## Selected passage
— BEGIN —

For summer predictions, the focus was mainly on soil moisture and its influence on near-surface temperature and precipitation mainly via evapotranspiration. It has been demonstrated that soil moisture content controls the evapotranspiration in regions with a semi-arid climate (“soil moisture-limited regime”). In wet regions, the evapotranspiration rate mainly depends on atmospheric control and not on soil water content (“energy-limited regime”). In the former, the evaporative fraction modulated by soil moisture affects both the local water cycle (Dirmeyer 2006) and the surface energy balance, and hence temperature and precipitation (Dirmeyer et al. 2014; Koster 2004; Seneviratne et al. 2010). Additionally, soil moisture memory has proven to last up to several months in some cases (Seneviratne et al. 2006; Orth and Seneviratne 2012; Hagemann and Stacke 2015). Due to these characteristics, extreme warm events can be triggered or at least amplified by dry soil initial conditions in terms of magnitude (Fischer et al. 2007; Hirschi et al. 2011; Whan et al. 2015) and persistence (Lyon and Dole 1995; Lorenz et al. 2010).

Previous studies have highlighted a number of “hotspots” where seasonal prediction skill can be increased by realistic soil moisture initialization since they combine intense land–atmosphere coupling processes with strong soil moisture persistence (Koster 2004; Seneviratne et al. 2006; Dirmeyer et al. 2011). The North-American Great Plains and the region between the Danube basin and the Mediterranean are often identified as belonging to these hotspots. Our study will focus mainly on these two regions, namely the Southern Great Plains (SGP) and the Balkan region (BKS). BKS and SGP boundaries are defined in Table 1 and highlighted by green boxes in Fig. 2. The second phase of the Global Land–Atmosphere Coupling Experiment (GLACE-2; Koster et al. 2011), which consisted in a multi-model forecast quality assessment, showed that a realistic soil moisture initialization provides significantly improved skill for air temperature forecast up to 2 months ahead over the North American continent. More recent studies confirmed this positive impact up to seasonal timescales (Materia et al. 2014; Prodhomme et al. 2016). Prodhomme et al. (2016) described the benefits of soil initialization for the quality of temperature predictions over large parts of Eastern Europe up to 4 month forecast time. They could only achieve a successful hindcast of the summer of 2010 extreme heat over western Russia with a realistic soil moisture initialization.

Table 1 Boundary coordinates of the BKS, SGP and Niño 3.4 boxes

This study aims at exploring to what extent previous results are robust across a variety of forecast systems. Its originality lies in being the first multi-model assessment of soil moisture initialization impact on atmospheric predictability on seasonal timescales with ocean–atmosphere coupled models over a nearly two-decade period. We use a highly comprehensive database of seasonal prediction experiments produced within the framework of the European FP7 SPECS (Seasonal-to-decadal climate Prediction for the improvement of European Climate Services) project and covering the 1992–2010 period. The following section describes the forecast systems and datasets used to perform the experiments and to assess their output. Section 3 focuses on the model systematic errors and on the predictive skill related to soil moisture initialization. Section 4 explains how the models respond to the soil moisture initialization over the two regions of interest (BKS and SGP) and precedes the discussion and conclusions to this study in Sect. 5.

— END —

## Brief
Continue the passage on soil moisture initialization and seasonal forecasts from its last sentence.

## Given material
— BEGIN —

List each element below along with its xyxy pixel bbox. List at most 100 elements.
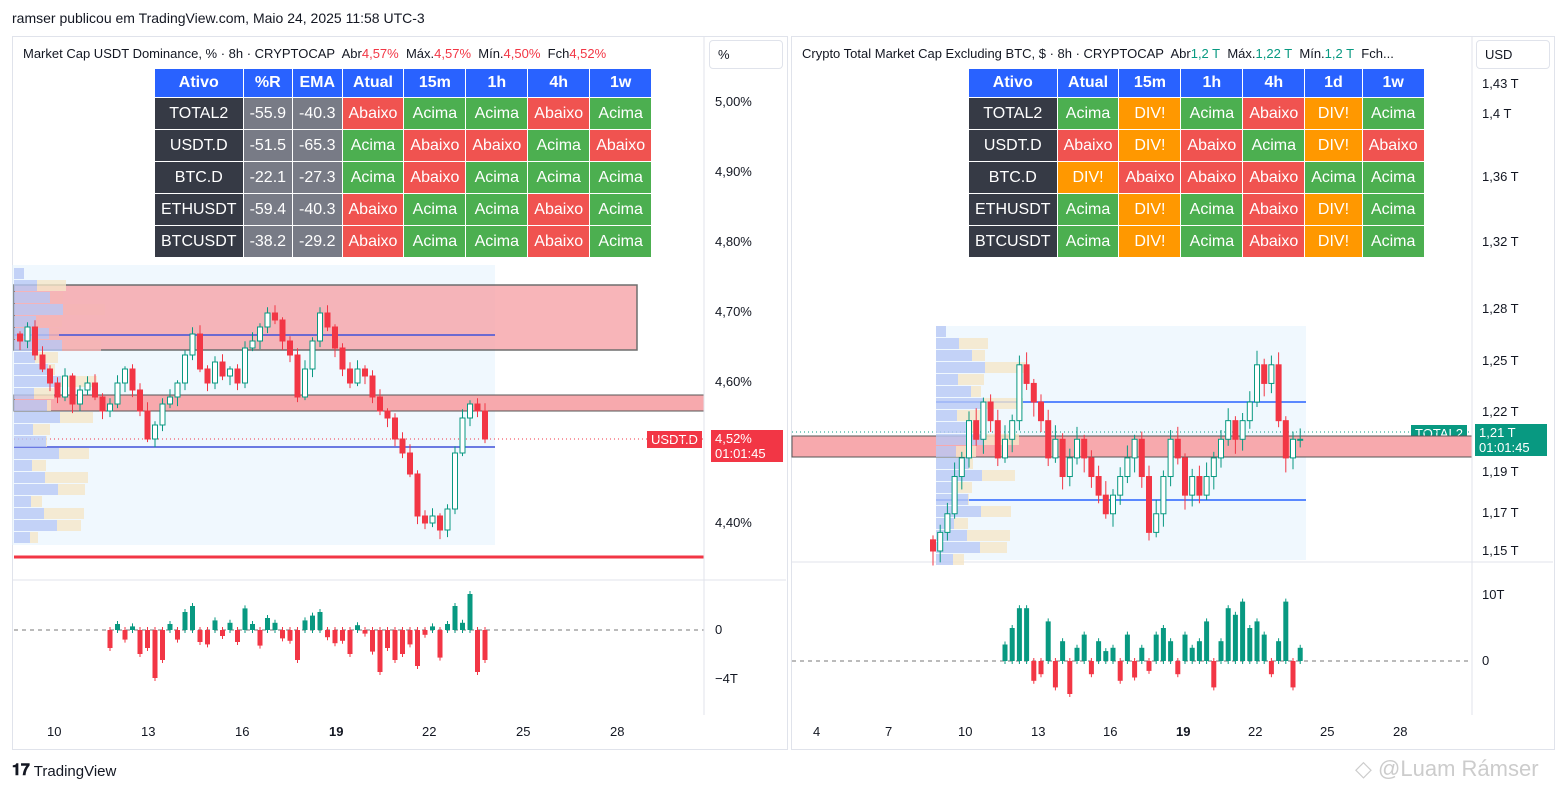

— END —

## Written response
2 Experimental design and methodology

2.1 Overview of the experiments

Five forecast systems (Table 2) have been used to perform twin sets of boreal summer season hindcasts over the 1992–2010 period. These simulations start at the beginning of May and span 4 months, including the June–August trimester (JJA).

Table 2 Summary of the simulations

For each system, the twin experiments consist of one control and one sensitivity experiment differing only by their land-surface initialization. The former is initialized with climatological surface fields while the latter is performed with initial conditions closer to observed interannual variations in soil moisture (hereafter ‘realistic’ initialization). The different strategies adopted to derive these initial conditions are detailed in the following subsection. All the experiments consist of ten-member ensemble simulations. The methods applied for the generation of the ensembles as well as the experimental design are summarized in Table 2.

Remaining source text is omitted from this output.